— TASK INSTRUCTIONS —
Pull out each line of the data that includes the word "color".

— TASK DATA —
Start

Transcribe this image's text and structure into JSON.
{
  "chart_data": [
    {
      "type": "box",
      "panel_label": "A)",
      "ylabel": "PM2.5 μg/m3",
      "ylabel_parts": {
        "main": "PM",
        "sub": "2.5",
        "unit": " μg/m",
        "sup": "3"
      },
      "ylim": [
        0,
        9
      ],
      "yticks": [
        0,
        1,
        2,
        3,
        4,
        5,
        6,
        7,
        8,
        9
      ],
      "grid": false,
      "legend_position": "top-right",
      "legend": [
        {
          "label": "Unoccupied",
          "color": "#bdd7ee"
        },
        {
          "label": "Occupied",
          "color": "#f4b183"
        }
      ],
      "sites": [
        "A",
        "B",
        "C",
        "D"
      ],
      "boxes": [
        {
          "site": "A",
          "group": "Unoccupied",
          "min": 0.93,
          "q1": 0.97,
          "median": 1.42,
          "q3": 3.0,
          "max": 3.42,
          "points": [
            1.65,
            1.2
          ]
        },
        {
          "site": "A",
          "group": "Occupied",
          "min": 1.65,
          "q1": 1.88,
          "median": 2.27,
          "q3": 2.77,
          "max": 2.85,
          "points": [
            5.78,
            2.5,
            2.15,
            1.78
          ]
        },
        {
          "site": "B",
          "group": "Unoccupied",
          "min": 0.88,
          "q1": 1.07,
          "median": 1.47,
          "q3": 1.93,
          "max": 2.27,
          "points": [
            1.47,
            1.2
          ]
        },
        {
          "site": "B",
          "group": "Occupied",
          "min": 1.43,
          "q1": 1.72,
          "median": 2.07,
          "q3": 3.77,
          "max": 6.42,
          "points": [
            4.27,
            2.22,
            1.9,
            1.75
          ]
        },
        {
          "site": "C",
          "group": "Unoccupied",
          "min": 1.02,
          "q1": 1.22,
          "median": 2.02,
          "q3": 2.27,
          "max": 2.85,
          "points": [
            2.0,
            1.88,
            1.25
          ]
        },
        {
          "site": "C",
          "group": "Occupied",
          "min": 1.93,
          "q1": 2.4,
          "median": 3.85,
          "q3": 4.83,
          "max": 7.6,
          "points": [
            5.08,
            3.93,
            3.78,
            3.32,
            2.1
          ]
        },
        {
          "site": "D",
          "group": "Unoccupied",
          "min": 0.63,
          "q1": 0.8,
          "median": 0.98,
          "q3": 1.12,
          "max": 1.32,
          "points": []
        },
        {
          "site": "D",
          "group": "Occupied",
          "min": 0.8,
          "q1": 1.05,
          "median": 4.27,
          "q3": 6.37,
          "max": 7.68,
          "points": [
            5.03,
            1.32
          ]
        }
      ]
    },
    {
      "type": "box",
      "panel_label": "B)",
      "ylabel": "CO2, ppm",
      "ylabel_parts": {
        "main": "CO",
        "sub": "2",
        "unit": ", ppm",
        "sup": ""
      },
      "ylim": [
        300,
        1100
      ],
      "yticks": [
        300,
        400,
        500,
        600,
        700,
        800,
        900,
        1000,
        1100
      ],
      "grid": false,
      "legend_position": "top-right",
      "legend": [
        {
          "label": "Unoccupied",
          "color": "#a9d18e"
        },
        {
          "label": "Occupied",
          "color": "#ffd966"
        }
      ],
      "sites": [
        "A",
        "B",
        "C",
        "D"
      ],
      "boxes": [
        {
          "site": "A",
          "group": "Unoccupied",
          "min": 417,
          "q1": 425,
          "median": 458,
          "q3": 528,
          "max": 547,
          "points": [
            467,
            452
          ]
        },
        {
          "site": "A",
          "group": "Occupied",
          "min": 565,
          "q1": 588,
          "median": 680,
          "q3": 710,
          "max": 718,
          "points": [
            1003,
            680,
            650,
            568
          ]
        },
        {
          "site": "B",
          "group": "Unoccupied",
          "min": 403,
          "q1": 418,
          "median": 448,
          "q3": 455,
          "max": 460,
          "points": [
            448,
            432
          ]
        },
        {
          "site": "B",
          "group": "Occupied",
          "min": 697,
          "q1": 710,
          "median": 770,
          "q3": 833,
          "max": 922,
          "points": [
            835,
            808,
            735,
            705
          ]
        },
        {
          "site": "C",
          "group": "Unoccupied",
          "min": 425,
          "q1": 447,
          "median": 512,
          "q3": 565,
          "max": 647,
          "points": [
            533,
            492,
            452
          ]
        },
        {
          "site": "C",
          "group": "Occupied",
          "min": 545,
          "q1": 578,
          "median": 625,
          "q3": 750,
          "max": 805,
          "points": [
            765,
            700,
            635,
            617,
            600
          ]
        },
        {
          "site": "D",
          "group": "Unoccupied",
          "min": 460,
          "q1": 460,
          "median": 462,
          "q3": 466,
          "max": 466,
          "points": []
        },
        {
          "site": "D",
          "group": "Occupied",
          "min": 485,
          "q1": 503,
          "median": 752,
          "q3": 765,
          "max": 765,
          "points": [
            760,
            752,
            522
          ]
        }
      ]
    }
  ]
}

End

— EXERCISE RESULT —
          "color": "#bdd7ee"
          "color": "#f4b183"
          "color": "#a9d18e"
          "color": "#ffd966"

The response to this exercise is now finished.